- _WHAT IS EXPECTED_: Wherever a line below holds the word "stars", copy that line.

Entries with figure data
::::::

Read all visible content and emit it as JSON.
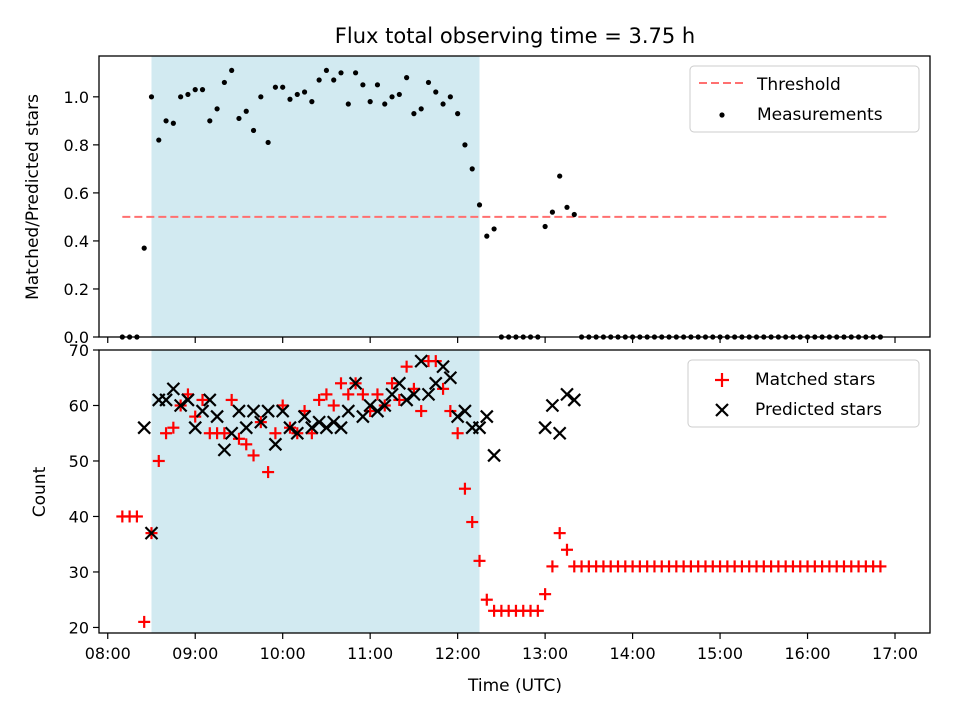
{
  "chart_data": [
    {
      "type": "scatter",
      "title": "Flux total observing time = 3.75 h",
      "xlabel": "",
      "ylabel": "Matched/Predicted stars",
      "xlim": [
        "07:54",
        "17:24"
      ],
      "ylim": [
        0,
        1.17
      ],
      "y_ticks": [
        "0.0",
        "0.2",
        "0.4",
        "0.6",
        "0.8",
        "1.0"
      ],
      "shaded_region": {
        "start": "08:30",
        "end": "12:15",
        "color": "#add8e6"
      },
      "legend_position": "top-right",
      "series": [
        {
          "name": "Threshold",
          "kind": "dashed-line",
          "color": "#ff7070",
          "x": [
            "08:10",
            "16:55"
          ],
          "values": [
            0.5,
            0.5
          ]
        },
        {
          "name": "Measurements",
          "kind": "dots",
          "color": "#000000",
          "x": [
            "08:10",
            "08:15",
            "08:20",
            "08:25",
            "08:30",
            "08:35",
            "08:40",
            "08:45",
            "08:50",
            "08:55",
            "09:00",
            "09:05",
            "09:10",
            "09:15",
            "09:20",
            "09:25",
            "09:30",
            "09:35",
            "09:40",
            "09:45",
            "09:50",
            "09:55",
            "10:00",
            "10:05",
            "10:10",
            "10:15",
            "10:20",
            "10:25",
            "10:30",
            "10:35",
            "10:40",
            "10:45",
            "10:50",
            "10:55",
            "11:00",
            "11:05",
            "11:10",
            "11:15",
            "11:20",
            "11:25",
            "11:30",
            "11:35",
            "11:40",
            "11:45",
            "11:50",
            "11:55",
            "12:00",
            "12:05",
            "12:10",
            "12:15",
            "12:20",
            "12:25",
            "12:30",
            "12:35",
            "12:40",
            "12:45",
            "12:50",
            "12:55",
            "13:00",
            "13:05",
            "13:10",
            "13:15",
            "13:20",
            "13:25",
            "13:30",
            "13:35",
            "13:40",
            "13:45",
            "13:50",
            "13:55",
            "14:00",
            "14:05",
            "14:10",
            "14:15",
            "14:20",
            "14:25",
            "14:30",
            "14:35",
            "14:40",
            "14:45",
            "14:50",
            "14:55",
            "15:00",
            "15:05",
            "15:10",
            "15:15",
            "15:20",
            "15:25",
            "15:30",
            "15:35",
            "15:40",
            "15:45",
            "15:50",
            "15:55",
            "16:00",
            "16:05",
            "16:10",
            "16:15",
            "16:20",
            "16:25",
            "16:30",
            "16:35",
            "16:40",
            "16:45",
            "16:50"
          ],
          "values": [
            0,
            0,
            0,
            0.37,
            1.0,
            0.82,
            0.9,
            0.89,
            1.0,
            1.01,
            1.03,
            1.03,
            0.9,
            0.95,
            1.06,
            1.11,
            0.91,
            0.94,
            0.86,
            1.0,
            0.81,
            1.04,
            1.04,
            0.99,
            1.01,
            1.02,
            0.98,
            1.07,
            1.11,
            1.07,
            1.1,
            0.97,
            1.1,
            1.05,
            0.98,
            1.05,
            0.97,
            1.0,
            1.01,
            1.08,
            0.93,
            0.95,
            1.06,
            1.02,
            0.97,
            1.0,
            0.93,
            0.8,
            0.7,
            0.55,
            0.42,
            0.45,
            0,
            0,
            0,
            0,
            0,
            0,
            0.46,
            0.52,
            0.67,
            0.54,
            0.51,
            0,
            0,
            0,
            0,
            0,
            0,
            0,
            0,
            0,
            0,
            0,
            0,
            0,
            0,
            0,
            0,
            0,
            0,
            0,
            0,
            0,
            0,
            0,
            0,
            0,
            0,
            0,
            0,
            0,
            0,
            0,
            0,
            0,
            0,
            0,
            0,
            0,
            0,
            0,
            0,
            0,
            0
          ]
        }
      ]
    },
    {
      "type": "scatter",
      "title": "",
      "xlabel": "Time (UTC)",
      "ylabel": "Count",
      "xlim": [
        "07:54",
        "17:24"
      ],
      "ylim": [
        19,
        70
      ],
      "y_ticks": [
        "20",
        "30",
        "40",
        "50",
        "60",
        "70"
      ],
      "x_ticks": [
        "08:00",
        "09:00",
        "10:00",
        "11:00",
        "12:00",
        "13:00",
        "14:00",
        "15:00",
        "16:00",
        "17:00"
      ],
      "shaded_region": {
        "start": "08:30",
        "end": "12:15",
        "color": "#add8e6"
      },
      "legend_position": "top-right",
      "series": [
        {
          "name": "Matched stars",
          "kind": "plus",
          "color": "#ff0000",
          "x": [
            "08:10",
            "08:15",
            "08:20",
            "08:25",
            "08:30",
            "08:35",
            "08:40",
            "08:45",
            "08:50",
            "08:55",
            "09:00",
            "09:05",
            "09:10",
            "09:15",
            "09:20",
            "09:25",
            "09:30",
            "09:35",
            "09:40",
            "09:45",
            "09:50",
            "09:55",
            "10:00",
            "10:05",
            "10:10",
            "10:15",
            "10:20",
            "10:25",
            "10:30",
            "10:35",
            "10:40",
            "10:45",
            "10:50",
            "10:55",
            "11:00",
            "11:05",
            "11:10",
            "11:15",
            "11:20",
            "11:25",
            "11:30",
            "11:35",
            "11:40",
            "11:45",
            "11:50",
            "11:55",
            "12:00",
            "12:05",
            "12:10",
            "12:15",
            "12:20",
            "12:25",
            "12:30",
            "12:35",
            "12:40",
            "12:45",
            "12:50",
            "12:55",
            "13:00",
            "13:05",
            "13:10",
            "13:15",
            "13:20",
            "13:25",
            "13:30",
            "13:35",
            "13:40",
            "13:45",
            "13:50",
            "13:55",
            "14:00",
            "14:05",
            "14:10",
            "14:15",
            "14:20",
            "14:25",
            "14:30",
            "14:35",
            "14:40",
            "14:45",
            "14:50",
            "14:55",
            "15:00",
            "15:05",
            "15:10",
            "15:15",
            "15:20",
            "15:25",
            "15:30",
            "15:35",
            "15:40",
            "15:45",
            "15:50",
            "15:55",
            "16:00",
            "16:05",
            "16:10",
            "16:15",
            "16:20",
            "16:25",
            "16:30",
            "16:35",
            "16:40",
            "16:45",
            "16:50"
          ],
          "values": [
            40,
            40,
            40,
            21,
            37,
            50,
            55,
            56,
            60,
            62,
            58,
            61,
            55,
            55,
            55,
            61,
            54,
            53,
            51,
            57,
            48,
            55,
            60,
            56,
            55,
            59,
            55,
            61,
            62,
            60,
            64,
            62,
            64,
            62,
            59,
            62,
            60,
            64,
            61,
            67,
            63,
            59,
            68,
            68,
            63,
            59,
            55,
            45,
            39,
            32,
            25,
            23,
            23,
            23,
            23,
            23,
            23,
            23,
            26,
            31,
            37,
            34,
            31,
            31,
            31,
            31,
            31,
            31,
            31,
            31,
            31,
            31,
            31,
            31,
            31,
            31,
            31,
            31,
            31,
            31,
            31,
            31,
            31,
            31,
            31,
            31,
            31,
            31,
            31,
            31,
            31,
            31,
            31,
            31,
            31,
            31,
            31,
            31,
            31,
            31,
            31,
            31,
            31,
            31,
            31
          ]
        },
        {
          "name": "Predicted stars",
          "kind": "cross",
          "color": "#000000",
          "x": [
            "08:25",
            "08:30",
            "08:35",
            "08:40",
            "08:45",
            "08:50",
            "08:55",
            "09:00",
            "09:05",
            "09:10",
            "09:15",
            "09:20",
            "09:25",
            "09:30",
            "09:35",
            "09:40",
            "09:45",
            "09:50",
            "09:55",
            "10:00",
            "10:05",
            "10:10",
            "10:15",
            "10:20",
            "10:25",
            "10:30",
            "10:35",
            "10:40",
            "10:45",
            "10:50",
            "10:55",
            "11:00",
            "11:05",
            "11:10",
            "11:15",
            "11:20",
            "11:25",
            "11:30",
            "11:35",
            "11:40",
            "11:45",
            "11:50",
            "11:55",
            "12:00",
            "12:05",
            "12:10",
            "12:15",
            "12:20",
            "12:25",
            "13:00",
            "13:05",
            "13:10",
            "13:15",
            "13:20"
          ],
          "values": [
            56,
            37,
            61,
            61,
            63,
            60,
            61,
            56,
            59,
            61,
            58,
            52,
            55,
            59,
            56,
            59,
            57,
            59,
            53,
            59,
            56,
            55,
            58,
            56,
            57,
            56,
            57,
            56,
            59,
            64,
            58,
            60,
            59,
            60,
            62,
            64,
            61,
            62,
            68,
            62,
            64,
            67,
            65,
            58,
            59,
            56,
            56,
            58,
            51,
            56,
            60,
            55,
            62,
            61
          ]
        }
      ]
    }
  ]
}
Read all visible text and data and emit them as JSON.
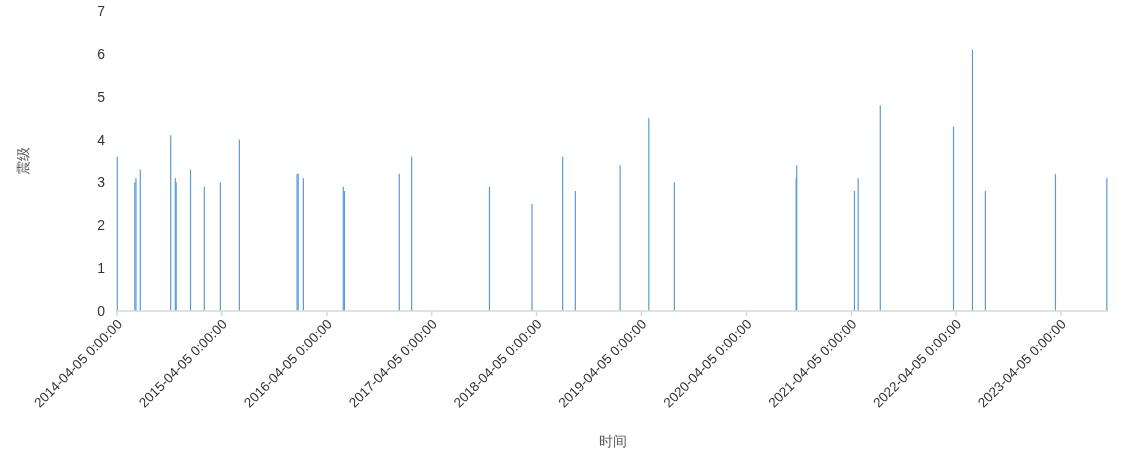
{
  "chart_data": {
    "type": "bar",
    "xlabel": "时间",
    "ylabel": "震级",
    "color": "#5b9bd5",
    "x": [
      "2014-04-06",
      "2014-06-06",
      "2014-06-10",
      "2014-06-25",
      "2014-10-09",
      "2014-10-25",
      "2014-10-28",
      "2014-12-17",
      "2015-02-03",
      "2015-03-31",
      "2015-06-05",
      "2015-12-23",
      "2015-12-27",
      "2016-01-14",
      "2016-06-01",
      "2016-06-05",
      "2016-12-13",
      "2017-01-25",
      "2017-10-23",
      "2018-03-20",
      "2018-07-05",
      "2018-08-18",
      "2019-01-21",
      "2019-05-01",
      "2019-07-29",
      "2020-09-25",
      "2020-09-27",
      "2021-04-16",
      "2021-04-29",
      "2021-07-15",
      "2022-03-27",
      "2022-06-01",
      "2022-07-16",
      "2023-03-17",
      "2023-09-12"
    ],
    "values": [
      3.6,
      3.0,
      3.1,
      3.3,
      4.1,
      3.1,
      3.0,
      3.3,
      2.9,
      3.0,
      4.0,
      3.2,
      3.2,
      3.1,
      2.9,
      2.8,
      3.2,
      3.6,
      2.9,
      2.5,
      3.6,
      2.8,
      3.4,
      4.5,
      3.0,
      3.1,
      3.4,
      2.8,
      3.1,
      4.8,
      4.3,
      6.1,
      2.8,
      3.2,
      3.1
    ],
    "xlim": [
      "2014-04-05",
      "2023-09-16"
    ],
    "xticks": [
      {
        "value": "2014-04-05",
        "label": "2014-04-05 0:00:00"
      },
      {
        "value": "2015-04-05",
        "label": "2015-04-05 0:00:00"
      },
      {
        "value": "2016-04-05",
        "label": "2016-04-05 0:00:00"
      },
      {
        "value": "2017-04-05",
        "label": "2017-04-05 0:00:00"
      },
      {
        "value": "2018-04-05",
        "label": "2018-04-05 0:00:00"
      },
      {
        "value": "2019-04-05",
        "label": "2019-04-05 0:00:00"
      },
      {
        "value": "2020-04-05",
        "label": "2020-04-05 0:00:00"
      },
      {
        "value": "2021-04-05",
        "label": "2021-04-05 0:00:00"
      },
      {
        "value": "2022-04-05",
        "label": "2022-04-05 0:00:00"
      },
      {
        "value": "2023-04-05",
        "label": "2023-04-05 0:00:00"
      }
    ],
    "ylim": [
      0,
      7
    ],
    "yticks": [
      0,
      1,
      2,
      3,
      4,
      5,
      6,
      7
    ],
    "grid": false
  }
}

::::::

- _RESPONSE TO THE TASK_:
      "ylabel": "Matched/Predicted stars",
          "name": "Matched stars",
          "name": "Predicted stars",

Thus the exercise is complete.